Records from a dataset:
....................
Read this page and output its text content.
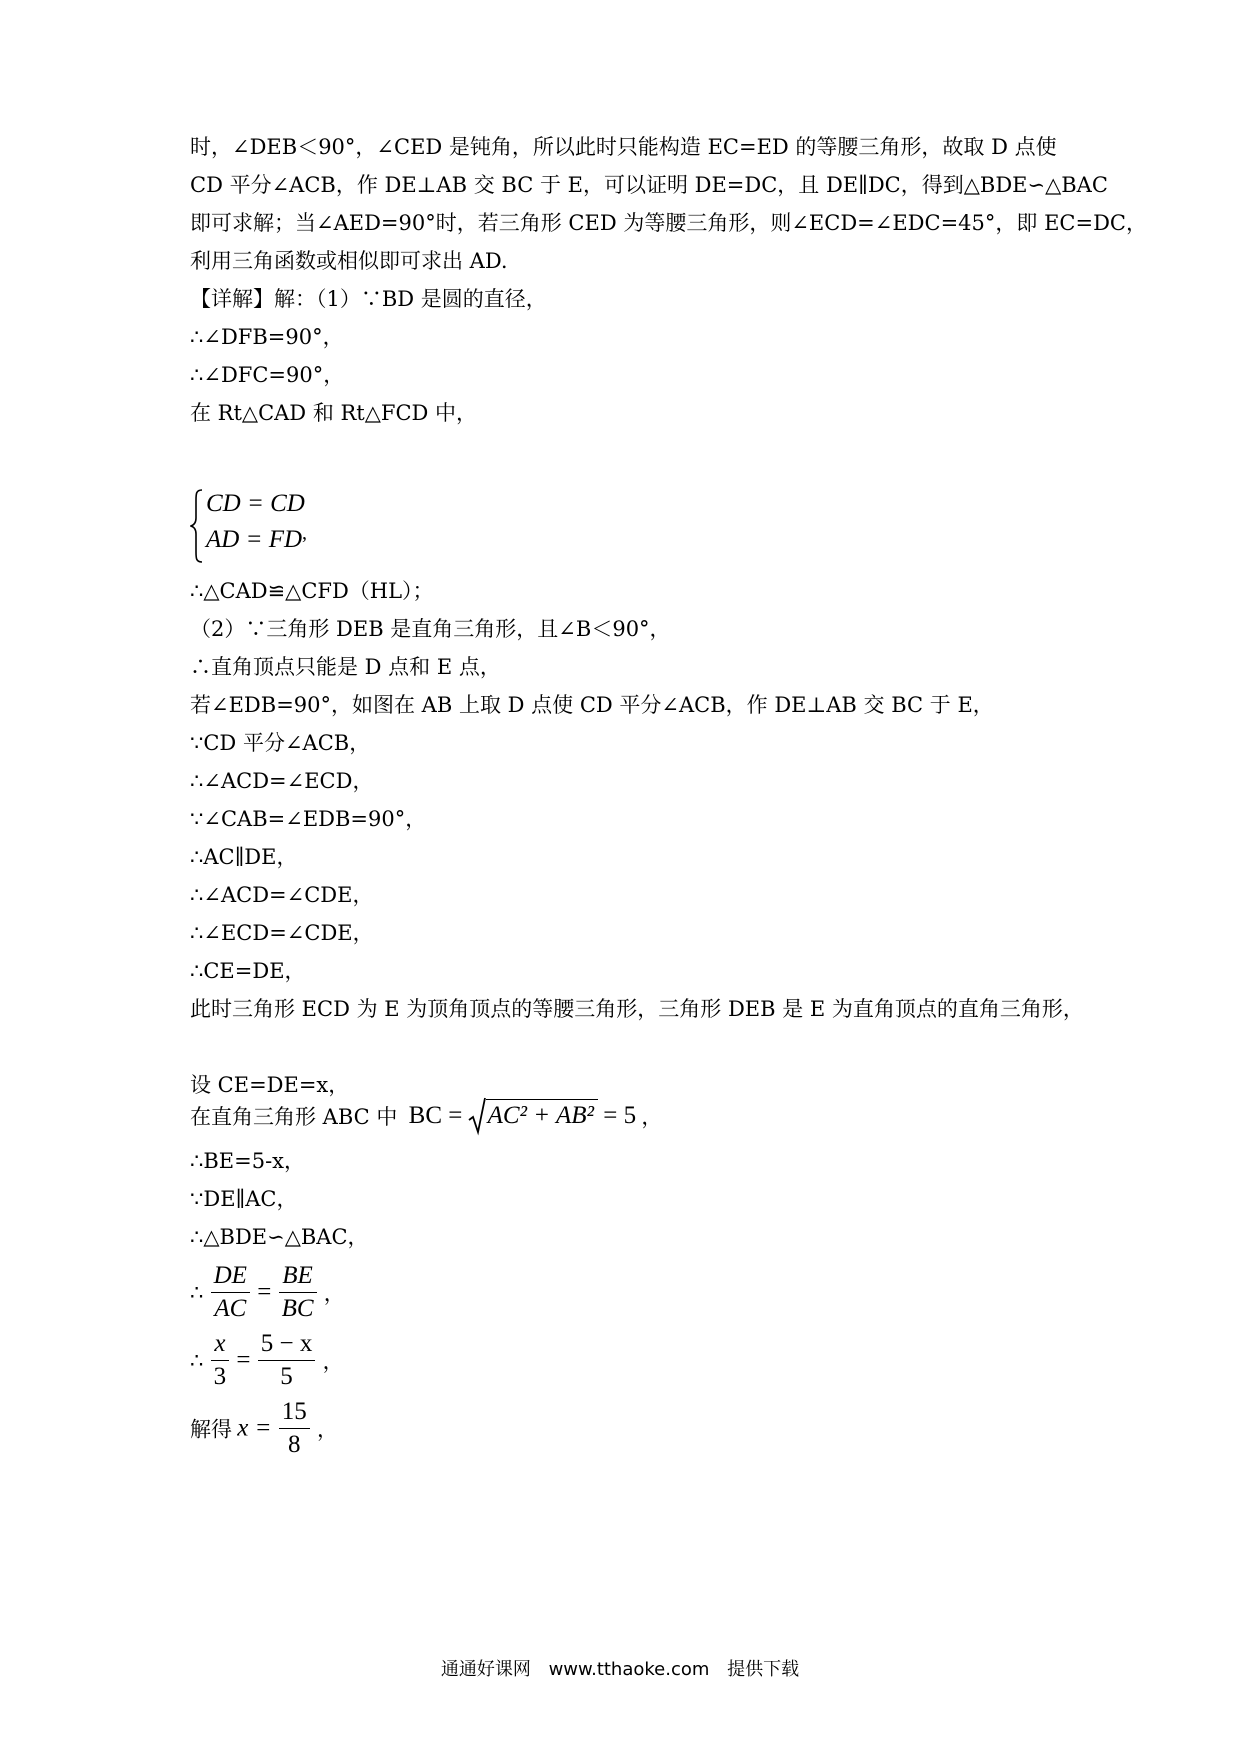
时，∠DEB＜90°，∠CED 是钝角，所以此时只能构造 EC=ED 的等腰三角形，故取 D 点使
CD 平分∠ACB，作 DE⊥AB 交 BC 于 E，可以证明 DE=DC，且 DE∥DC，得到△BDE∽△BAC
即可求解；当∠AED=90°时，若三角形 CED 为等腰三角形，则∠ECD=∠EDC=45°，即 EC=DC，
利用三角函数或相似即可求出 AD.
【详解】解：（1）∵BD 是圆的直径，
∴∠DFB=90°，
∴∠DFC=90°，
在 Rt△CAD 和 Rt△FCD 中，
CD = CD
AD = FD ,
∴△CAD≌△CFD（HL）；
（2）∵三角形 DEB 是直角三角形，且∠B＜90°，
∴直角顶点只能是 D 点和 E 点，
若∠EDB=90°，如图在 AB 上取 D 点使 CD 平分∠ACB，作 DE⊥AB 交 BC 于 E，
∵CD 平分∠ACB，
∴∠ACD=∠ECD，
∵∠CAB=∠EDB=90°，
∴AC∥DE，
∴∠ACD=∠CDE，
∴∠ECD=∠CDE，
∴CE=DE，
此时三角形 ECD 为 E 为顶角顶点的等腰三角形，三角形 DEB 是 E 为直角顶点的直角三角形，
设 CE=DE=x，
在直角三角形 ABC 中 BC = AC² + AB² = 5 ，
∴BE=5-x，
∵DE∥AC，
∴△BDE∽△BAC，
∴ $\frac{DE}{AC} = \frac{BE}{BC}$ ，
∴ $\frac{x}{3} = \frac{5 - x}{5}$ ，
解得 $x = \frac{15}{8}$ ，
通通好课网 www.tthaoke.com 提供下载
....................
Short problem:
Take every line from the data above that holds "frac" and copy it out.

The answer:
∴ $\frac{DE}{AC} = \frac{BE}{BC}$ ，
∴ $\frac{x}{3} = \frac{5 - x}{5}$ ，
解得 $x = \frac{15}{8}$ ，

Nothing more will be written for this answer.